**Your instructions**
Restate each entry word for word, leaving nothing out.

**Document page transcript entries**
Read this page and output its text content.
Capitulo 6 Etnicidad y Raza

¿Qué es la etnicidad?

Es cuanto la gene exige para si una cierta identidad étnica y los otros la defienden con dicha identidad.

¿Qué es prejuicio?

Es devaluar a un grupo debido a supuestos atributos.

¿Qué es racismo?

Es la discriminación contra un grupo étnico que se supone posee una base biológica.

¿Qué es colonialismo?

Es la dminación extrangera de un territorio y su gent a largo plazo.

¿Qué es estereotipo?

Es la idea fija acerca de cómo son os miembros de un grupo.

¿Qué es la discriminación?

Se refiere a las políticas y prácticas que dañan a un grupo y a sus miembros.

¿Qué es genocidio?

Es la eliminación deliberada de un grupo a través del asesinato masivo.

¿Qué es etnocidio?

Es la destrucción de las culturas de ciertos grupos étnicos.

**Completed task**
Read this page and output its text content.
Capitulo 6 Etnicidad y Raza

¿Qué es la etnicidad?

Es cuanto la gene exige para si una cierta identidad étnica y los otros la defienden con dicha identidad.

¿Qué es prejuicio?

Es devaluar a un grupo debido a supuestos atributos.

¿Qué es racismo?

Es la discriminación contra un grupo étnico que se supone posee una base biológica.

¿Qué es colonialismo?

Es la dminación extrangera de un territorio y su gent a largo plazo.

¿Qué es estereotipo?

Es la idea fija acerca de cómo son os miembros de un grupo.

¿Qué es la discriminación?

Se refiere a las políticas y prácticas que dañan a un grupo y a sus miembros.

¿Qué es genocidio?

Es la eliminación deliberada de un grupo a través del asesinato masivo.

¿Qué es etnocidio?

Es la destrucción de las culturas de ciertos grupos étnicos.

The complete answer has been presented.